┌──

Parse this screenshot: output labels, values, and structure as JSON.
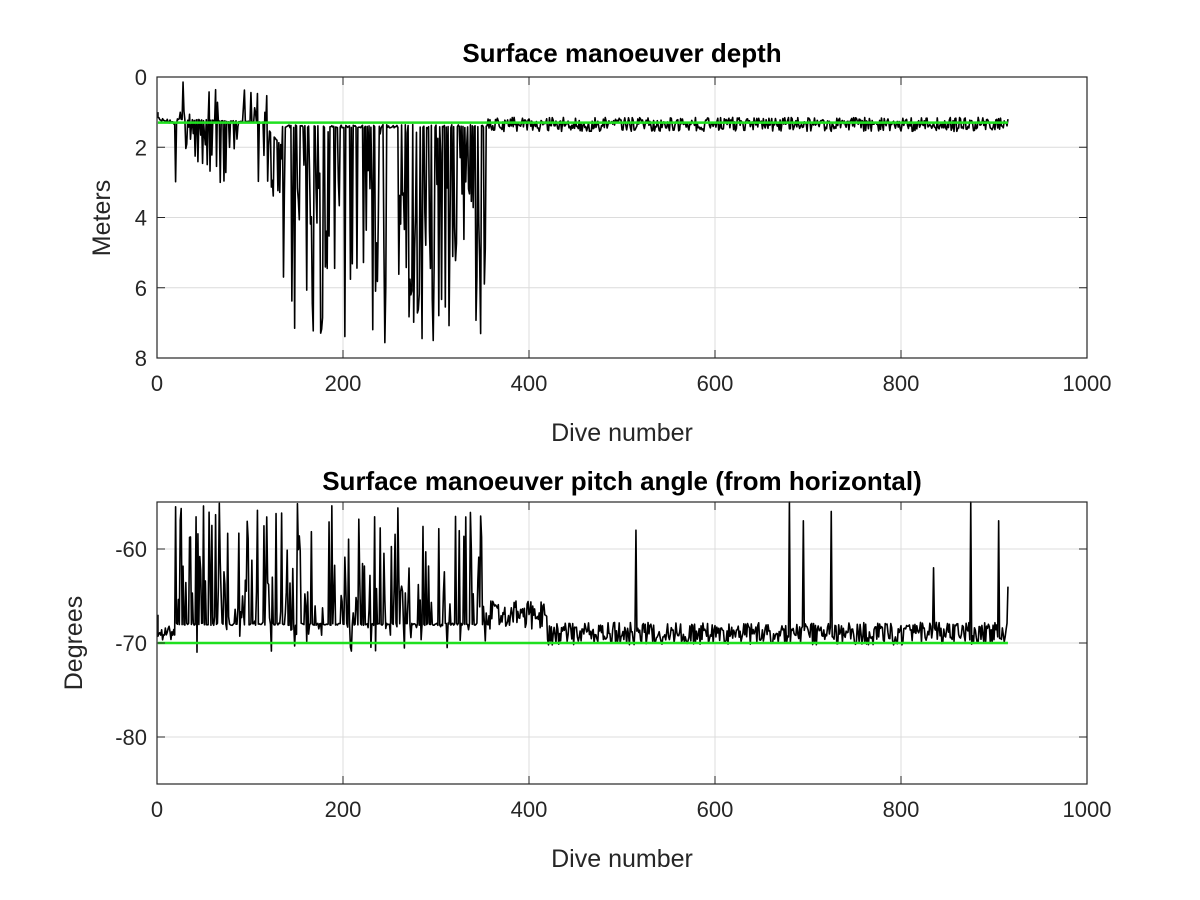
{
  "chart_data": [
    {
      "type": "line",
      "title": "Surface manoeuver depth",
      "xlabel": "Dive number",
      "ylabel": "Meters",
      "xlim": [
        0,
        1000
      ],
      "ylim": [
        0,
        8
      ],
      "y_reversed": true,
      "grid": true,
      "xticks": [
        "0",
        "200",
        "400",
        "600",
        "800",
        "1000"
      ],
      "yticks": [
        "0",
        "2",
        "4",
        "6",
        "8"
      ],
      "xtick_values": [
        0,
        200,
        400,
        600,
        800,
        1000
      ],
      "ytick_values": [
        0,
        2,
        4,
        6,
        8
      ],
      "series_color": "#000000",
      "reference_value": 1.3,
      "reference_color": "#1fe01f",
      "series_endpoints": [
        [
          1,
          1.0
        ],
        [
          915,
          1.2
        ]
      ],
      "segments": [
        {
          "x": [
            1,
            20
          ],
          "y": [
            1.2,
            1.3
          ],
          "noise": 0.05
        },
        {
          "x": [
            20,
            120
          ],
          "y": [
            1.2,
            1.3
          ],
          "spike_min": 0.1,
          "spike_max": 3.0
        },
        {
          "x": [
            120,
            135
          ],
          "y": [
            1.5,
            2.0
          ],
          "spike_min": 1.3,
          "spike_max": 3.5
        },
        {
          "x": [
            135,
            355
          ],
          "y": [
            1.4,
            1.4
          ],
          "spike_min": 1.4,
          "spike_max": 7.6
        },
        {
          "x": [
            355,
            915
          ],
          "y": [
            1.35,
            1.35
          ],
          "noise": 0.2
        }
      ]
    },
    {
      "type": "line",
      "title": "Surface manoeuver pitch angle (from horizontal)",
      "xlabel": "Dive number",
      "ylabel": "Degrees",
      "xlim": [
        0,
        1000
      ],
      "ylim": [
        -85,
        -55
      ],
      "y_reversed": false,
      "grid": true,
      "xticks": [
        "0",
        "200",
        "400",
        "600",
        "800",
        "1000"
      ],
      "yticks": [
        "-60",
        "-70",
        "-80"
      ],
      "xtick_values": [
        0,
        200,
        400,
        600,
        800,
        1000
      ],
      "ytick_values": [
        -60,
        -70,
        -80
      ],
      "series_color": "#000000",
      "reference_value": -70,
      "reference_color": "#1fe01f",
      "series_endpoints": [
        [
          1,
          -67
        ],
        [
          915,
          -64
        ]
      ],
      "segments": [
        {
          "x": [
            1,
            20
          ],
          "y": [
            -69,
            -69
          ],
          "noise": 0.8
        },
        {
          "x": [
            20,
            355
          ],
          "y": [
            -68,
            -68
          ],
          "spike_min": -71,
          "spike_max": -55
        },
        {
          "x": [
            355,
            420
          ],
          "y": [
            -67,
            -67
          ],
          "noise": 1.5
        },
        {
          "x": [
            420,
            915
          ],
          "y": [
            -69,
            -69
          ],
          "noise": 1.2,
          "spikes": [
            [
              515,
              -58
            ],
            [
              680,
              -55
            ],
            [
              695,
              -57
            ],
            [
              725,
              -56
            ],
            [
              835,
              -62
            ],
            [
              875,
              -55
            ],
            [
              905,
              -57
            ]
          ]
        }
      ]
    }
  ]
}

└──

TO BE DONE
Which lines contain "title"? Copy each of them.

CORRECT RESPONSE
      "title": "Surface manoeuver depth",
      "title": "Surface manoeuver pitch angle (from horizontal)",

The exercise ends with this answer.